OBJECTIVE: Copy every record below exactly.

start GIVEN RECORDS

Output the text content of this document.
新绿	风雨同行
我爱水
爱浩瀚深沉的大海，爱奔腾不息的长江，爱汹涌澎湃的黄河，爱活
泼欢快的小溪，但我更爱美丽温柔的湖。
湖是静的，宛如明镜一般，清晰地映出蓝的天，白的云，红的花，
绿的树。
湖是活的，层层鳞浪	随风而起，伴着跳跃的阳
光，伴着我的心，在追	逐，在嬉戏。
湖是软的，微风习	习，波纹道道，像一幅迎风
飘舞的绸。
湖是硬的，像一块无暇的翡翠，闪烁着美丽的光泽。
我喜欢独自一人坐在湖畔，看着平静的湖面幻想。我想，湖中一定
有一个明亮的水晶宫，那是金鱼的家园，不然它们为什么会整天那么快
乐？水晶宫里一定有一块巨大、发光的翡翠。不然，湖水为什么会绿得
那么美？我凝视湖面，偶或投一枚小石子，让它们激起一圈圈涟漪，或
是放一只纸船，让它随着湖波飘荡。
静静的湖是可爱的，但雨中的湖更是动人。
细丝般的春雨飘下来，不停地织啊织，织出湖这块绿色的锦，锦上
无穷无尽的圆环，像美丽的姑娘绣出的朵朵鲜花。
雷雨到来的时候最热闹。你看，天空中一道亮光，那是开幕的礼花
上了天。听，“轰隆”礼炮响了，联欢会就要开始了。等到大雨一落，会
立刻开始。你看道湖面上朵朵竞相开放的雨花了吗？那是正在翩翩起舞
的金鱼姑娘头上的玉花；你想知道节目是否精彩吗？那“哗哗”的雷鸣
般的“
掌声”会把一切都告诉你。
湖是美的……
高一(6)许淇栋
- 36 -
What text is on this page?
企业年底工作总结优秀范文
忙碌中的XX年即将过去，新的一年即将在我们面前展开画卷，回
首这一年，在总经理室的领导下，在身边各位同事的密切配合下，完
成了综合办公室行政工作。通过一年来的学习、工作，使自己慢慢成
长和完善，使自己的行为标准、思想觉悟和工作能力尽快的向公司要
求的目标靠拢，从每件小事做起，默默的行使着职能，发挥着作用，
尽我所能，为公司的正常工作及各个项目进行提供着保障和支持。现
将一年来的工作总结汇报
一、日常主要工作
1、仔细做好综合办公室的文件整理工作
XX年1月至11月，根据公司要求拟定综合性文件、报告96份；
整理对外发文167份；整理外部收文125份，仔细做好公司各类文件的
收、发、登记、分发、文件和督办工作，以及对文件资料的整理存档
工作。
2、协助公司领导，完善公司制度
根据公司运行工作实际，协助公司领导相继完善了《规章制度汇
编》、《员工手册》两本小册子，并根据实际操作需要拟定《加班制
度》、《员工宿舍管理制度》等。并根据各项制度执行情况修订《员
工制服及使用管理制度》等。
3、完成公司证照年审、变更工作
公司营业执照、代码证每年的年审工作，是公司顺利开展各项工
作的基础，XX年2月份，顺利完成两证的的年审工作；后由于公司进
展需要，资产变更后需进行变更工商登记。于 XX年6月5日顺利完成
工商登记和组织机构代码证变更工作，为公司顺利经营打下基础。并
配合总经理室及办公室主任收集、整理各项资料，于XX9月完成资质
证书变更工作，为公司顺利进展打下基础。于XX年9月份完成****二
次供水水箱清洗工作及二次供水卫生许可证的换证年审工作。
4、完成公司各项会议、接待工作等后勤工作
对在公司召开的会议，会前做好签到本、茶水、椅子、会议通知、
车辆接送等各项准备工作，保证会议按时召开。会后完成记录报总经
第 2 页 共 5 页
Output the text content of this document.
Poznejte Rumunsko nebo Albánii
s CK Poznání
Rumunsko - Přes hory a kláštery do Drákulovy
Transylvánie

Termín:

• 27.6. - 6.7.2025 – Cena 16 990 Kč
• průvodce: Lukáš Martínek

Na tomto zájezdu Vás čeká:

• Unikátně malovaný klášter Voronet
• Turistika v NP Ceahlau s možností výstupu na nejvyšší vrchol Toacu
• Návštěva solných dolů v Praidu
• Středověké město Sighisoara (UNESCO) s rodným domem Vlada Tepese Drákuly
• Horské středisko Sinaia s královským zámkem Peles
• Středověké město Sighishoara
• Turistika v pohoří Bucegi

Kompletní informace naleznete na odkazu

end GIVEN RECORDS

EXERCISE RESULT:
Output the text content of this document.
新绿	风雨同行
我爱水
爱浩瀚深沉的大海，爱奔腾不息的长江，爱汹涌澎湃的黄河，爱活
泼欢快的小溪，但我更爱美丽温柔的湖。
湖是静的，宛如明镜一般，清晰地映出蓝的天，白的云，红的花，
绿的树。
湖是活的，层层鳞浪	随风而起，伴着跳跃的阳
光，伴着我的心，在追	逐，在嬉戏。
湖是软的，微风习	习，波纹道道，像一幅迎风
飘舞的绸。
湖是硬的，像一块无暇的翡翠，闪烁着美丽的光泽。
我喜欢独自一人坐在湖畔，看着平静的湖面幻想。我想，湖中一定
有一个明亮的水晶宫，那是金鱼的家园，不然它们为什么会整天那么快
乐？水晶宫里一定有一块巨大、发光的翡翠。不然，湖水为什么会绿得
那么美？我凝视湖面，偶或投一枚小石子，让它们激起一圈圈涟漪，或
是放一只纸船，让它随着湖波飘荡。
静静的湖是可爱的，但雨中的湖更是动人。
细丝般的春雨飘下来，不停地织啊织，织出湖这块绿色的锦，锦上
无穷无尽的圆环，像美丽的姑娘绣出的朵朵鲜花。
雷雨到来的时候最热闹。你看，天空中一道亮光，那是开幕的礼花
上了天。听，“轰隆”礼炮响了，联欢会就要开始了。等到大雨一落，会
立刻开始。你看道湖面上朵朵竞相开放的雨花了吗？那是正在翩翩起舞
的金鱼姑娘头上的玉花；你想知道节目是否精彩吗？那“哗哗”的雷鸣
般的“
掌声”会把一切都告诉你。
湖是美的……
高一(6)许淇栋
- 36 -
What text is on this page?
企业年底工作总结优秀范文
忙碌中的XX年即将过去，新的一年即将在我们面前展开画卷，回
首这一年，在总经理室的领导下，在身边各位同事的密切配合下，完
成了综合办公室行政工作。通过一年来的学习、工作，使自己慢慢成
长和完善，使自己的行为标准、思想觉悟和工作能力尽快的向公司要
求的目标靠拢，从每件小事做起，默默的行使着职能，发挥着作用，
尽我所能，为公司的正常工作及各个项目进行提供着保障和支持。现
将一年来的工作总结汇报
一、日常主要工作
1、仔细做好综合办公室的文件整理工作
XX年1月至11月，根据公司要求拟定综合性文件、报告96份；
整理对外发文167份；整理外部收文125份，仔细做好公司各类文件的
收、发、登记、分发、文件和督办工作，以及对文件资料的整理存档
工作。
2、协助公司领导，完善公司制度
根据公司运行工作实际，协助公司领导相继完善了《规章制度汇
编》、《员工手册》两本小册子，并根据实际操作需要拟定《加班制
度》、《员工宿舍管理制度》等。并根据各项制度执行情况修订《员
工制服及使用管理制度》等。
3、完成公司证照年审、变更工作
公司营业执照、代码证每年的年审工作，是公司顺利开展各项工
作的基础，XX年2月份，顺利完成两证的的年审工作；后由于公司进
展需要，资产变更后需进行变更工商登记。于 XX年6月5日顺利完成
工商登记和组织机构代码证变更工作，为公司顺利经营打下基础。并
配合总经理室及办公室主任收集、整理各项资料，于XX9月完成资质
证书变更工作，为公司顺利进展打下基础。于XX年9月份完成****二
次供水水箱清洗工作及二次供水卫生许可证的换证年审工作。
4、完成公司各项会议、接待工作等后勤工作
对在公司召开的会议，会前做好签到本、茶水、椅子、会议通知、
车辆接送等各项准备工作，保证会议按时召开。会后完成记录报总经
第 2 页 共 5 页
Output the text content of this document.
Poznejte Rumunsko nebo Albánii
s CK Poznání
Rumunsko - Přes hory a kláštery do Drákulovy
Transylvánie

Termín:

• 27.6. - 6.7.2025 – Cena 16 990 Kč
• průvodce: Lukáš Martínek

Na tomto zájezdu Vás čeká:

• Unikátně malovaný klášter Voronet
• Turistika v NP Ceahlau s možností výstupu na nejvyšší vrchol Toacu
• Návštěva solných dolů v Praidu
• Středověké město Sighisoara (UNESCO) s rodným domem Vlada Tepese Drákuly
• Horské středisko Sinaia s královským zámkem Peles
• Středověké město Sighishoara
• Turistika v pohoří Bucegi

Kompletní informace naleznete na odkazu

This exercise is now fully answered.